--- Start MATERIAL PROVIDED ---

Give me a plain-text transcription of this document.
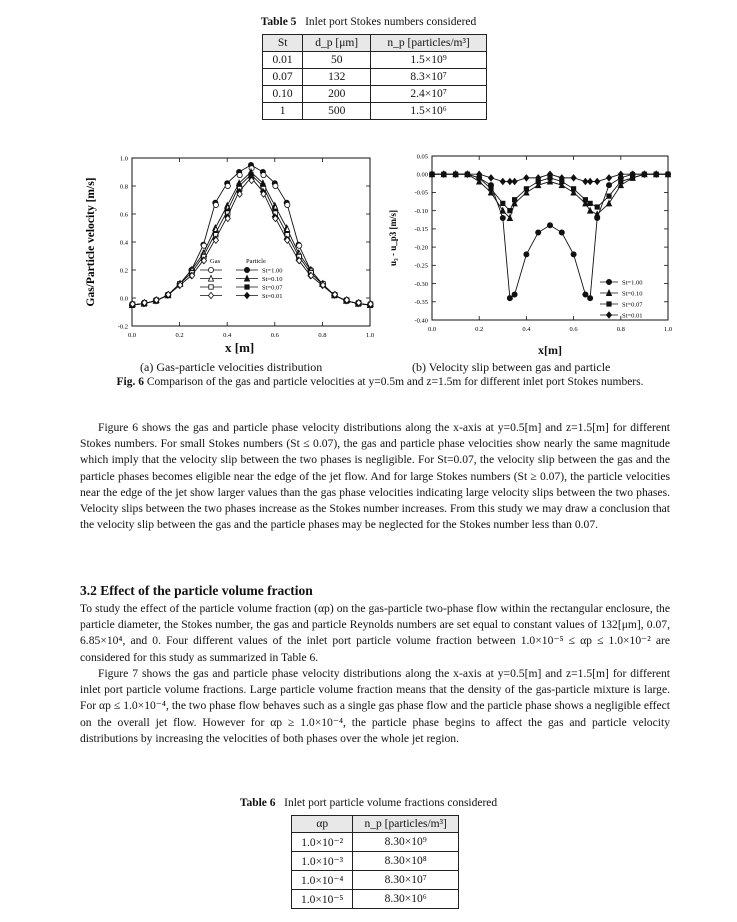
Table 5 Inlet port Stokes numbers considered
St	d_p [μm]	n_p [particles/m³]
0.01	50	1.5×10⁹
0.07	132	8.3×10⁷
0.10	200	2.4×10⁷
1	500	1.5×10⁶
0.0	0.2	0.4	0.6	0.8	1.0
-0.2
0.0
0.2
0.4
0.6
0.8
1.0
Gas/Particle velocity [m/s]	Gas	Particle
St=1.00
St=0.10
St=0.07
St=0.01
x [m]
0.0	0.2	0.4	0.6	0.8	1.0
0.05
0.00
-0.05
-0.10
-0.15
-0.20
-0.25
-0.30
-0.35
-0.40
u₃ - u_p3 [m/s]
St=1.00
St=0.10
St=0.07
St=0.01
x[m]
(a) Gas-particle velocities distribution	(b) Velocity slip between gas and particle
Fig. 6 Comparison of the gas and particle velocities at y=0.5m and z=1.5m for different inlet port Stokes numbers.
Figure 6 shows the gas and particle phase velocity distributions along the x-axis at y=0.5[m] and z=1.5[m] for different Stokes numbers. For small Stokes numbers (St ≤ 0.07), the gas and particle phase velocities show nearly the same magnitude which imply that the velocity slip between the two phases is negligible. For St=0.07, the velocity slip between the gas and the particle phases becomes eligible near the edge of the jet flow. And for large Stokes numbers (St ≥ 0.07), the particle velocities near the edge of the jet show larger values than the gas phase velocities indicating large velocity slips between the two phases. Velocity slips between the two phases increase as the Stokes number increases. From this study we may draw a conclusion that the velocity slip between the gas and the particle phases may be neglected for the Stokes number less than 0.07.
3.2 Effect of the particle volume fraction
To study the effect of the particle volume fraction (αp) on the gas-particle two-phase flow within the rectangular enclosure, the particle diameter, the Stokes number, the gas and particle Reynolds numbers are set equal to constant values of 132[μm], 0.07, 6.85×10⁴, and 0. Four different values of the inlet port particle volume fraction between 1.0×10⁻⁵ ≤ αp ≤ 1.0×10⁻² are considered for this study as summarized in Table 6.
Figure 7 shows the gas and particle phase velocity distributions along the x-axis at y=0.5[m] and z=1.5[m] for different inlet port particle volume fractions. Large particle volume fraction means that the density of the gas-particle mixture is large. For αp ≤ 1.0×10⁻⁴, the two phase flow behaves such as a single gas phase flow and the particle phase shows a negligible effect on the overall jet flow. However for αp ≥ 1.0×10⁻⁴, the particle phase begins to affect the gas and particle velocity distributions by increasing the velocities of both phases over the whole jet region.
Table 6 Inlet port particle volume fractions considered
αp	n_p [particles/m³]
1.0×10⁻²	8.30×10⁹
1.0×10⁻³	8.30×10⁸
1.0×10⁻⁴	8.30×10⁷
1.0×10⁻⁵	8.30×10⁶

--- End MATERIAL PROVIDED ---

- WORK TO COMPLETE -
Exactly as written, return every line of the listing, but not the pictures.

- THE REPLY -
Give me a plain-text transcription of this document.
Table 5 Inlet port Stokes numbers considered
St	d_p [μm]	n_p [particles/m³]
0.01	50	1.5×10⁹
0.07	132	8.3×10⁷
0.10	200	2.4×10⁷
1	500	1.5×10⁶
0.0	0.2	0.4	0.6	0.8	1.0
-0.2
0.0
0.2
0.4
0.6
0.8
1.0
Gas/Particle velocity [m/s]	Gas	Particle
St=1.00
St=0.10
St=0.07
St=0.01
x [m]
0.0	0.2	0.4	0.6	0.8	1.0
0.05
0.00
-0.05
-0.10
-0.15
-0.20
-0.25
-0.30
-0.35
-0.40
u₃ - u_p3 [m/s]
St=1.00
St=0.10
St=0.07
St=0.01
x[m]
(a) Gas-particle velocities distribution	(b) Velocity slip between gas and particle
Fig. 6 Comparison of the gas and particle velocities at y=0.5m and z=1.5m for different inlet port Stokes numbers.
Figure 6 shows the gas and particle phase velocity distributions along the x-axis at y=0.5[m] and z=1.5[m] for different Stokes numbers. For small Stokes numbers (St ≤ 0.07), the gas and particle phase velocities show nearly the same magnitude which imply that the velocity slip between the two phases is negligible. For St=0.07, the velocity slip between the gas and the particle phases becomes eligible near the edge of the jet flow. And for large Stokes numbers (St ≥ 0.07), the particle velocities near the edge of the jet show larger values than the gas phase velocities indicating large velocity slips between the two phases. Velocity slips between the two phases increase as the Stokes number increases. From this study we may draw a conclusion that the velocity slip between the gas and the particle phases may be neglected for the Stokes number less than 0.07.
3.2 Effect of the particle volume fraction
To study the effect of the particle volume fraction (αp) on the gas-particle two-phase flow within the rectangular enclosure, the particle diameter, the Stokes number, the gas and particle Reynolds numbers are set equal to constant values of 132[μm], 0.07, 6.85×10⁴, and 0. Four different values of the inlet port particle volume fraction between 1.0×10⁻⁵ ≤ αp ≤ 1.0×10⁻² are considered for this study as summarized in Table 6.
Figure 7 shows the gas and particle phase velocity distributions along the x-axis at y=0.5[m] and z=1.5[m] for different inlet port particle volume fractions. Large particle volume fraction means that the density of the gas-particle mixture is large. For αp ≤ 1.0×10⁻⁴, the two phase flow behaves such as a single gas phase flow and the particle phase shows a negligible effect on the overall jet flow. However for αp ≥ 1.0×10⁻⁴, the particle phase begins to affect the gas and particle velocity distributions by increasing the velocities of both phases over the whole jet region.
Table 6 Inlet port particle volume fractions considered
αp	n_p [particles/m³]
1.0×10⁻²	8.30×10⁹
1.0×10⁻³	8.30×10⁸
1.0×10⁻⁴	8.30×10⁷
1.0×10⁻⁵	8.30×10⁶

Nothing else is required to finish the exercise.